Records for the exercise:
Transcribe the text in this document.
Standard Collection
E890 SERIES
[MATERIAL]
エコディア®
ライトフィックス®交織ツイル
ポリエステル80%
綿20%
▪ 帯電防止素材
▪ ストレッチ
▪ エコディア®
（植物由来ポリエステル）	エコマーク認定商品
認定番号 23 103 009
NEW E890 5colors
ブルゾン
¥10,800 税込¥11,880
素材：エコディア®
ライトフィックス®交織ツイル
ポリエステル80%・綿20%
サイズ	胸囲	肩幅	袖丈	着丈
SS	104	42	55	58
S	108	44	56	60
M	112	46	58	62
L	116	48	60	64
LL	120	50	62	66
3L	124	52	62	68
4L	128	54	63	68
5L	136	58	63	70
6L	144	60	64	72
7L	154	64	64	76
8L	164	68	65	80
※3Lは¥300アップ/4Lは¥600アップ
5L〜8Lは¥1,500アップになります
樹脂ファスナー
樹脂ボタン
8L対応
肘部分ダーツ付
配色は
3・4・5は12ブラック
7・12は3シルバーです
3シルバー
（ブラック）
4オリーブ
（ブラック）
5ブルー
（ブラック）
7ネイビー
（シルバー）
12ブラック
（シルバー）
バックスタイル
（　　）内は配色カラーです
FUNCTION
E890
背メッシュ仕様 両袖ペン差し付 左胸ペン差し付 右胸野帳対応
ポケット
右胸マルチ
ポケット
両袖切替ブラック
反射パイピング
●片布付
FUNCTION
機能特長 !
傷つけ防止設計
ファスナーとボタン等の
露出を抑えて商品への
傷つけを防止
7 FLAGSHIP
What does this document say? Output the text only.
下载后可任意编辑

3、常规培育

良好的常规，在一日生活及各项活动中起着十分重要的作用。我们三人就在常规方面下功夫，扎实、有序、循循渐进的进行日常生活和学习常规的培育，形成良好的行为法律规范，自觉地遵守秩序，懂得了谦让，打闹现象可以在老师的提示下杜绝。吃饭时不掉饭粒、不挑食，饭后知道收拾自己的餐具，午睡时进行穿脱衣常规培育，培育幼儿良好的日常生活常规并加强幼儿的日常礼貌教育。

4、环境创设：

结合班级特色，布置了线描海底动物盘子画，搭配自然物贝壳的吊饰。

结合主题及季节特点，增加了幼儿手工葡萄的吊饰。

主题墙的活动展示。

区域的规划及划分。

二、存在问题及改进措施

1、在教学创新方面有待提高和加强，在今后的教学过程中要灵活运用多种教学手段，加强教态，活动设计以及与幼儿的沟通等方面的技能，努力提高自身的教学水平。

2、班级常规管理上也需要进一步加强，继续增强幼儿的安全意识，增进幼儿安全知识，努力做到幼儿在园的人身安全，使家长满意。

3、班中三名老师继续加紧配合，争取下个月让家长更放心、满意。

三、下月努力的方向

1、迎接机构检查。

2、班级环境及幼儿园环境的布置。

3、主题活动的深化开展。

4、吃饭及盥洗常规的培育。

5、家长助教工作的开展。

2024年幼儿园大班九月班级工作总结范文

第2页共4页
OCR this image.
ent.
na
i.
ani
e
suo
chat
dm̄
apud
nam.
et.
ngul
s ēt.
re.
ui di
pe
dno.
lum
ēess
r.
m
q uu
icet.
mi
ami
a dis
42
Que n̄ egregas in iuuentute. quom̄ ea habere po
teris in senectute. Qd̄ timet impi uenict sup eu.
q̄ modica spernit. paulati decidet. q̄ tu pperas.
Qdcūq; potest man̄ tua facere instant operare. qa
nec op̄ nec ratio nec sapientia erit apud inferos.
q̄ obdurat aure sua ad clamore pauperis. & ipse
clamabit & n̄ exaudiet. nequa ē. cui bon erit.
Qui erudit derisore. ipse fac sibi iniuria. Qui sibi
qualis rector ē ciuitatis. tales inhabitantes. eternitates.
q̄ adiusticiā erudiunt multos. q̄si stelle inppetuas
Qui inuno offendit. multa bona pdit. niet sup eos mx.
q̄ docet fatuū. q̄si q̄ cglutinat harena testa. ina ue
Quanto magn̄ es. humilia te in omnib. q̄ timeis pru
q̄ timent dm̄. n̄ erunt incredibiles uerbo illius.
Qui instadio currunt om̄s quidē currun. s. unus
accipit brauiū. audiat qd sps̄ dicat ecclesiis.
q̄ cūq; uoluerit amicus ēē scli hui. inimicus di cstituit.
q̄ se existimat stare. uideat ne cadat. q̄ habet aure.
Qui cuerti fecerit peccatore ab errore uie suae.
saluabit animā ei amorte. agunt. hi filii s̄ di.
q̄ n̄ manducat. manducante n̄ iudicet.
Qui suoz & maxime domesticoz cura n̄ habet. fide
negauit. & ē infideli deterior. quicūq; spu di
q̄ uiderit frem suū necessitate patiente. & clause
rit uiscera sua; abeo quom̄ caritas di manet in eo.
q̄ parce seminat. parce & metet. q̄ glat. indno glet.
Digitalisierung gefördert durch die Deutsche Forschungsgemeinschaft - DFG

What you should do: Your task is to repeat the data exactly, with nothing left out.

The completed task:
Transcribe the text in this document.
Standard Collection
E890 SERIES
[MATERIAL]
エコディア®
ライトフィックス®交織ツイル
ポリエステル80%
綿20%
▪ 帯電防止素材
▪ ストレッチ
▪ エコディア®
（植物由来ポリエステル）	エコマーク認定商品
認定番号 23 103 009
NEW E890 5colors
ブルゾン
¥10,800 税込¥11,880
素材：エコディア®
ライトフィックス®交織ツイル
ポリエステル80%・綿20%
サイズ	胸囲	肩幅	袖丈	着丈
SS	104	42	55	58
S	108	44	56	60
M	112	46	58	62
L	116	48	60	64
LL	120	50	62	66
3L	124	52	62	68
4L	128	54	63	68
5L	136	58	63	70
6L	144	60	64	72
7L	154	64	64	76
8L	164	68	65	80
※3Lは¥300アップ/4Lは¥600アップ
5L〜8Lは¥1,500アップになります
樹脂ファスナー
樹脂ボタン
8L対応
肘部分ダーツ付
配色は
3・4・5は12ブラック
7・12は3シルバーです
3シルバー
（ブラック）
4オリーブ
（ブラック）
5ブルー
（ブラック）
7ネイビー
（シルバー）
12ブラック
（シルバー）
バックスタイル
（　　）内は配色カラーです
FUNCTION
E890
背メッシュ仕様 両袖ペン差し付 左胸ペン差し付 右胸野帳対応
ポケット
右胸マルチ
ポケット
両袖切替ブラック
反射パイピング
●片布付
FUNCTION
機能特長 !
傷つけ防止設計
ファスナーとボタン等の
露出を抑えて商品への
傷つけを防止
7 FLAGSHIP
What does this document say? Output the text only.
下载后可任意编辑

3、常规培育

良好的常规，在一日生活及各项活动中起着十分重要的作用。我们三人就在常规方面下功夫，扎实、有序、循循渐进的进行日常生活和学习常规的培育，形成良好的行为法律规范，自觉地遵守秩序，懂得了谦让，打闹现象可以在老师的提示下杜绝。吃饭时不掉饭粒、不挑食，饭后知道收拾自己的餐具，午睡时进行穿脱衣常规培育，培育幼儿良好的日常生活常规并加强幼儿的日常礼貌教育。

4、环境创设：

结合班级特色，布置了线描海底动物盘子画，搭配自然物贝壳的吊饰。

结合主题及季节特点，增加了幼儿手工葡萄的吊饰。

主题墙的活动展示。

区域的规划及划分。

二、存在问题及改进措施

1、在教学创新方面有待提高和加强，在今后的教学过程中要灵活运用多种教学手段，加强教态，活动设计以及与幼儿的沟通等方面的技能，努力提高自身的教学水平。

2、班级常规管理上也需要进一步加强，继续增强幼儿的安全意识，增进幼儿安全知识，努力做到幼儿在园的人身安全，使家长满意。

3、班中三名老师继续加紧配合，争取下个月让家长更放心、满意。

三、下月努力的方向

1、迎接机构检查。

2、班级环境及幼儿园环境的布置。

3、主题活动的深化开展。

4、吃饭及盥洗常规的培育。

5、家长助教工作的开展。

2024年幼儿园大班九月班级工作总结范文

第2页共4页
OCR this image.
ent.
na
i.
ani
e
suo
chat
dm̄
apud
nam.
et.
ngul
s ēt.
re.
ui di
pe
dno.
lum
ēess
r.
m
q uu
icet.
mi
ami
a dis
42
Que n̄ egregas in iuuentute. quom̄ ea habere po
teris in senectute. Qd̄ timet impi uenict sup eu.
q̄ modica spernit. paulati decidet. q̄ tu pperas.
Qdcūq; potest man̄ tua facere instant operare. qa
nec op̄ nec ratio nec sapientia erit apud inferos.
q̄ obdurat aure sua ad clamore pauperis. & ipse
clamabit & n̄ exaudiet. nequa ē. cui bon erit.
Qui erudit derisore. ipse fac sibi iniuria. Qui sibi
qualis rector ē ciuitatis. tales inhabitantes. eternitates.
q̄ adiusticiā erudiunt multos. q̄si stelle inppetuas
Qui inuno offendit. multa bona pdit. niet sup eos mx.
q̄ docet fatuū. q̄si q̄ cglutinat harena testa. ina ue
Quanto magn̄ es. humilia te in omnib. q̄ timeis pru
q̄ timent dm̄. n̄ erunt incredibiles uerbo illius.
Qui instadio currunt om̄s quidē currun. s. unus
accipit brauiū. audiat qd sps̄ dicat ecclesiis.
q̄ cūq; uoluerit amicus ēē scli hui. inimicus di cstituit.
q̄ se existimat stare. uideat ne cadat. q̄ habet aure.
Qui cuerti fecerit peccatore ab errore uie suae.
saluabit animā ei amorte. agunt. hi filii s̄ di.
q̄ n̄ manducat. manducante n̄ iudicet.
Qui suoz & maxime domesticoz cura n̄ habet. fide
negauit. & ē infideli deterior. quicūq; spu di
q̄ uiderit frem suū necessitate patiente. & clause
rit uiscera sua; abeo quom̄ caritas di manet in eo.
q̄ parce seminat. parce & metet. q̄ glat. indno glet.
Digitalisierung gefördert durch die Deutsche Forschungsgemeinschaft - DFG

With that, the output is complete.